EXERCISE REQUIREMENTS: Gather every line from the entries below that includes "this".
++++ TASK INPUT ++++
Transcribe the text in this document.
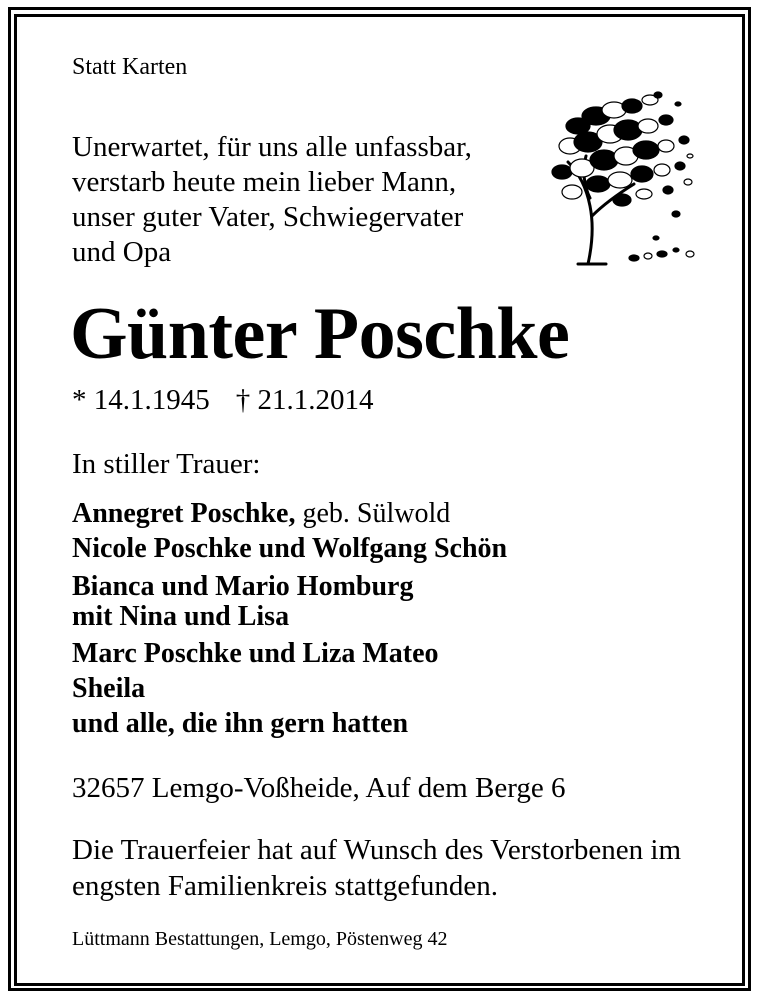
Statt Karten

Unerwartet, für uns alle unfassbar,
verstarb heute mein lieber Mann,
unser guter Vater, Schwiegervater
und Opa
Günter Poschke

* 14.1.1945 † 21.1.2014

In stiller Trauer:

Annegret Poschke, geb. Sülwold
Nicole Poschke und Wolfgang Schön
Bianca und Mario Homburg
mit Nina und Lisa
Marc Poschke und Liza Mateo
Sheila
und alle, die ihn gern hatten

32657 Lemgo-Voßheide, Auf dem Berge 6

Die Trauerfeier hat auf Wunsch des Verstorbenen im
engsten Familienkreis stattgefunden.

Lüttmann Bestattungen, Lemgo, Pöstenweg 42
++++
++++ TASK INPUT ++++
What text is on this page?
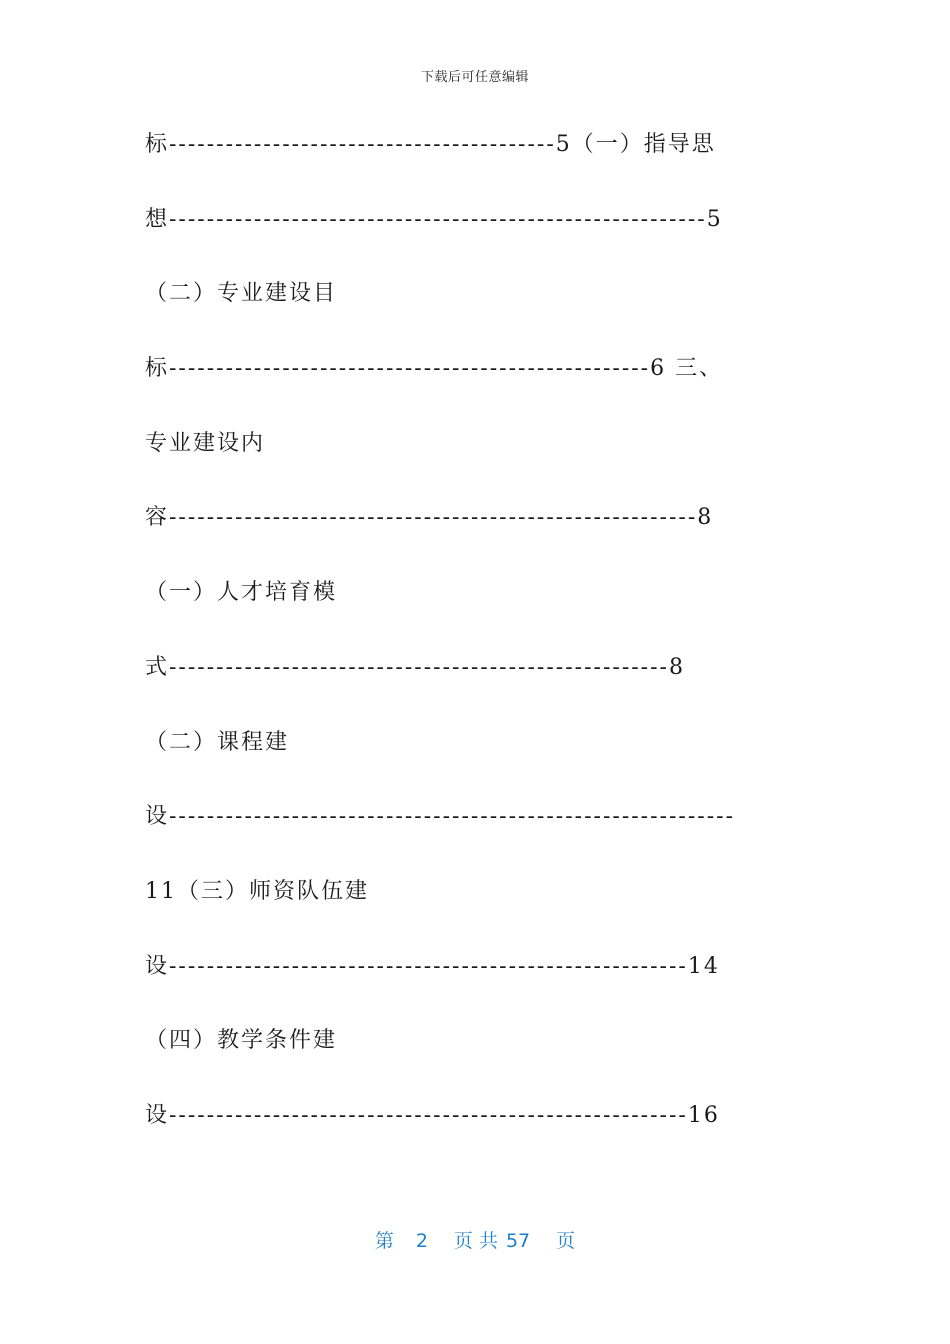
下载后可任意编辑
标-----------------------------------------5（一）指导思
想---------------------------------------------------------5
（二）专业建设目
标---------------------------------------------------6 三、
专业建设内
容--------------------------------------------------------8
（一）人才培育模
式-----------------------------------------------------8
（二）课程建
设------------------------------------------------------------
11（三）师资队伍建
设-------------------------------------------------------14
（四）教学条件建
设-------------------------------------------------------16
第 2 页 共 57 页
++++
THE COMPLETED TASK:
Transcribe the text in this document.
What text is on this page?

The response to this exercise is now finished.